# [Text block]
╔══
I am now working in a high school with GCSE and A level students which has been very interesting. One of the things that has come up is the way in which the exam criteria values experimentation and diversity of outcome but the pupils seem to find it difficult to decide what that might look like. There is a contrary impulse to play it safe in order to be sure to get the qualification which is against the declared criteria of valuing originality, creativity and experimentation.

My colleague here is interested in the books of Keri Smith
http://www.kerismith.com/ as a way to encourage creativity and I have been looking at them too. I am initially put off by the whimsical presentation though I am prepared to accept that I am not the target audience. She does seem to have hit on a way of selling a book with near blank pages and few words. I have gone through a couple of them and filleted them down to three pages of A4. To be fair she does this herself with a give away list of 100 journal ideas on her website.

Poking about under the bonnet, as it were, I am much more impressed. In the How to be an Explorer of the World book
http://www.amazon.com/How-Be-Explorer-World-Portable/dp/0399534601/wishjarjourna-20/ref=nosim/ Keri does say ‘go to the source’. I think the Explorer book is my favourite and after reading it I spent a jolly weekend in London drawing everything I ate and drank and everything I saw from the bus etc. in eight fold books which was my way of doing ‘explorer’ drawings. We have shared these with the pupils and some have taken us up on the idea.

I was given by my colleague the book Mess and I have been playing with that over the past few days. I don’t really want to mash the book up as I was bought up nice and told not to mess books up and besides, if I mess it up then it won’t be any use to a student so I have listed the activites in a sketchbook. This comes out at about 100 ideas which I then photocopied so that I can copy the list for a student so I am sort of backing up my messes and keeping a clean copy.
╚══
# [Supplied material]
╔══
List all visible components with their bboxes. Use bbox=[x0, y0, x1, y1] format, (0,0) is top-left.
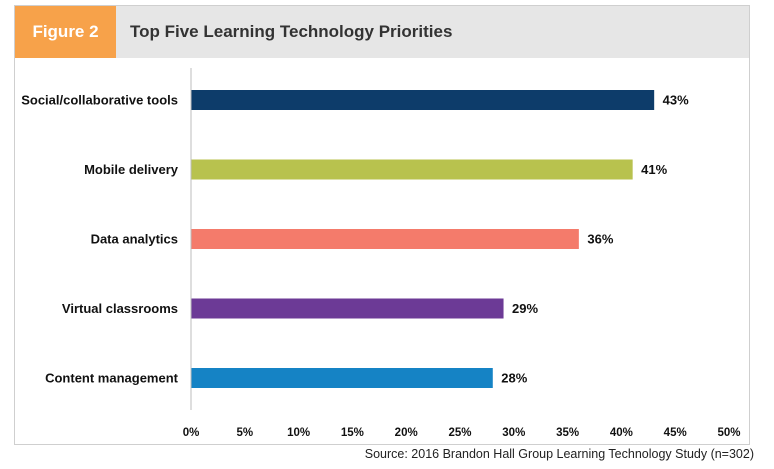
category-label: Virtual classrooms bbox=[62, 301, 178, 316]
category-label: Mobile delivery bbox=[84, 162, 179, 177]
bar-4 bbox=[191, 368, 493, 388]
x-tick-label: 50% bbox=[717, 427, 740, 439]
x-tick-label: 15% bbox=[341, 427, 364, 439]
figure-number-tab: Figure 2 bbox=[15, 6, 116, 58]
source-note: Source: 2016 Brandon Hall Group Learning… bbox=[364, 447, 754, 461]
bar-3 bbox=[191, 298, 504, 319]
value-label: 43% bbox=[663, 93, 689, 108]
value-label: 41% bbox=[641, 162, 667, 177]
bar-2 bbox=[191, 229, 579, 249]
x-tick-label: 5% bbox=[236, 427, 253, 439]
x-tick-label: 0% bbox=[183, 427, 200, 439]
figure-header: Figure 2 Top Five Learning Technology Pr… bbox=[15, 6, 749, 58]
x-tick-label: 20% bbox=[395, 427, 418, 439]
category-label: Content management bbox=[45, 371, 179, 386]
value-label: 29% bbox=[512, 301, 538, 316]
bar-0 bbox=[191, 90, 655, 110]
x-tick-label: 25% bbox=[448, 427, 471, 439]
x-tick-label: 45% bbox=[664, 427, 687, 439]
x-tick-label: 10% bbox=[287, 427, 310, 439]
x-tick-label: 30% bbox=[502, 427, 525, 439]
x-tick-label: 40% bbox=[610, 427, 633, 439]
value-label: 28% bbox=[501, 371, 527, 386]
category-label: Social/collaborative tools bbox=[21, 93, 178, 108]
x-tick-label: 35% bbox=[556, 427, 579, 439]
bar-1 bbox=[191, 159, 633, 180]
value-label: 36% bbox=[587, 232, 613, 247]
figure-title: Top Five Learning Technology Priorities bbox=[130, 22, 453, 41]
category-label: Data analytics bbox=[91, 232, 178, 247]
╚══
# [The request]
Carry on the first-person piece about using Keri Smith's books to encourage creativity in art students, starting right after its final sentence.

# [Task response]
I have then been dribbling ink and cutting up magazines and doodling and generally doing fairly random little experiments that I intend to put together into a book or folder that I can share with the students. This is perhaps what is meant by an experiment in art. Something where you don’t fully know what the outcome will be.

As youget into it, of course, I start worrying about how high up I drop the ink and what happens if I let it dry and then do a drawing on top or combine that idea with that one and so on so the ideas start to generate new ideas and combos which si what they are supposed to do. I am not sure if they do that for me because I went to art school. Will they do that for the students?

The problem is how do you develop the ideas generated. That is the bit the pupils will need help with. Splodges are OK but they need to see Fiona Rae too and put things together to generate art works.

For me it has been fun doing really art studently things for a bit. Is that part of the problem with an art practice in the classroom? It keeps you a perpetual art student treading water in the same place with your students?

Discuss.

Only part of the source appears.